Exercise aim
Transcribe every line exactly. Leave the pictures behind.

######

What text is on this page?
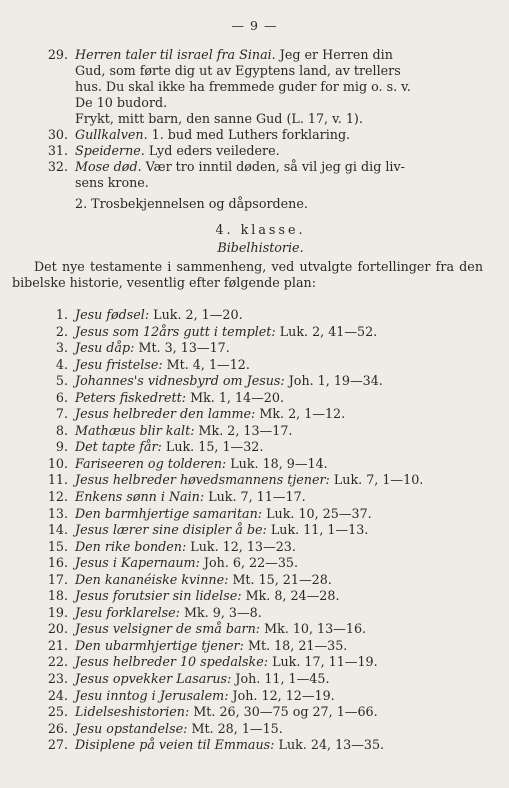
— 9 —
29. Herren taler til israel fra Sinai. Jeg er Herren din
Gud, som førte dig ut av Egyptens land, av trellers
hus. Du skal ikke ha fremmede guder for mig o. s. v.
De 10 budord.
Frykt, mitt barn, den sanne Gud (L. 17, v. 1).
30. Gullkalven. 1. bud med Luthers forklaring.
31. Speiderne. Lyd eders veiledere.
32. Mose død. Vær tro inntil døden, så vil jeg gi dig liv-
sens krone.
2. Trosbekjennelsen og dåpsordene.
4. klasse.
Bibelhistorie.
Det nye testamente i sammenheng, ved utvalgte fortellinger fra den bibelske historie, vesentlig efter følgende plan:
1. Jesu fødsel: Luk. 2, 1—20.
2. Jesus som 12års gutt i templet: Luk. 2, 41—52.
3. Jesu dåp: Mt. 3, 13—17.
4. Jesu fristelse: Mt. 4, 1—12.
5. Johannes's vidnesbyrd om Jesus: Joh. 1, 19—34.
6. Peters fiskedrett: Mk. 1, 14—20.
7. Jesus helbreder den lamme: Mk. 2, 1—12.
8. Mathæus blir kalt: Mk. 2, 13—17.
9. Det tapte får: Luk. 15, 1—32.
10. Fariseeren og tolderen: Luk. 18, 9—14.
11. Jesus helbreder høvedsmannens tjener: Luk. 7, 1—10.
12. Enkens sønn i Nain: Luk. 7, 11—17.
13. Den barmhjertige samaritan: Luk. 10, 25—37.
14. Jesus lærer sine disipler å be: Luk. 11, 1—13.
15. Den rike bonden: Luk. 12, 13—23.
16. Jesus i Kapernaum: Joh. 6, 22—35.
17. Den kananéiske kvinne: Mt. 15, 21—28.
18. Jesus forutsier sin lidelse: Mk. 8, 24—28.
19. Jesu forklarelse: Mk. 9, 3—8.
20. Jesus velsigner de små barn: Mk. 10, 13—16.
21. Den ubarmhjertige tjener: Mt. 18, 21—35.
22. Jesus helbreder 10 spedalske: Luk. 17, 11—19.
23. Jesus opvekker Lasarus: Joh. 11, 1—45.
24. Jesu inntog i Jerusalem: Joh. 12, 12—19.
25. Lidelseshistorien: Mt. 26, 30—75 og 27, 1—66.
26. Jesu opstandelse: Mt. 28, 1—15.
27. Disiplene på veien til Emmaus: Luk. 24, 13—35.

######

Output for this task
What text is on this page?
— 9 —
29. Herren taler til israel fra Sinai. Jeg er Herren din
Gud, som førte dig ut av Egyptens land, av trellers
hus. Du skal ikke ha fremmede guder for mig o. s. v.
De 10 budord.
Frykt, mitt barn, den sanne Gud (L. 17, v. 1).
30. Gullkalven. 1. bud med Luthers forklaring.
31. Speiderne. Lyd eders veiledere.
32. Mose død. Vær tro inntil døden, så vil jeg gi dig liv-
sens krone.
2. Trosbekjennelsen og dåpsordene.
4. klasse.
Bibelhistorie.
Det nye testamente i sammenheng, ved utvalgte fortellinger fra den bibelske historie, vesentlig efter følgende plan:
1. Jesu fødsel: Luk. 2, 1—20.
2. Jesus som 12års gutt i templet: Luk. 2, 41—52.
3. Jesu dåp: Mt. 3, 13—17.
4. Jesu fristelse: Mt. 4, 1—12.
5. Johannes's vidnesbyrd om Jesus: Joh. 1, 19—34.
6. Peters fiskedrett: Mk. 1, 14—20.
7. Jesus helbreder den lamme: Mk. 2, 1—12.
8. Mathæus blir kalt: Mk. 2, 13—17.
9. Det tapte får: Luk. 15, 1—32.
10. Fariseeren og tolderen: Luk. 18, 9—14.
11. Jesus helbreder høvedsmannens tjener: Luk. 7, 1—10.
12. Enkens sønn i Nain: Luk. 7, 11—17.
13. Den barmhjertige samaritan: Luk. 10, 25—37.
14. Jesus lærer sine disipler å be: Luk. 11, 1—13.
15. Den rike bonden: Luk. 12, 13—23.
16. Jesus i Kapernaum: Joh. 6, 22—35.
17. Den kananéiske kvinne: Mt. 15, 21—28.
18. Jesus forutsier sin lidelse: Mk. 8, 24—28.
19. Jesu forklarelse: Mk. 9, 3—8.
20. Jesus velsigner de små barn: Mk. 10, 13—16.
21. Den ubarmhjertige tjener: Mt. 18, 21—35.
22. Jesus helbreder 10 spedalske: Luk. 17, 11—19.
23. Jesus opvekker Lasarus: Joh. 11, 1—45.
24. Jesu inntog i Jerusalem: Joh. 12, 12—19.
25. Lidelseshistorien: Mt. 26, 30—75 og 27, 1—66.
26. Jesu opstandelse: Mt. 28, 1—15.
27. Disiplene på veien til Emmaus: Luk. 24, 13—35.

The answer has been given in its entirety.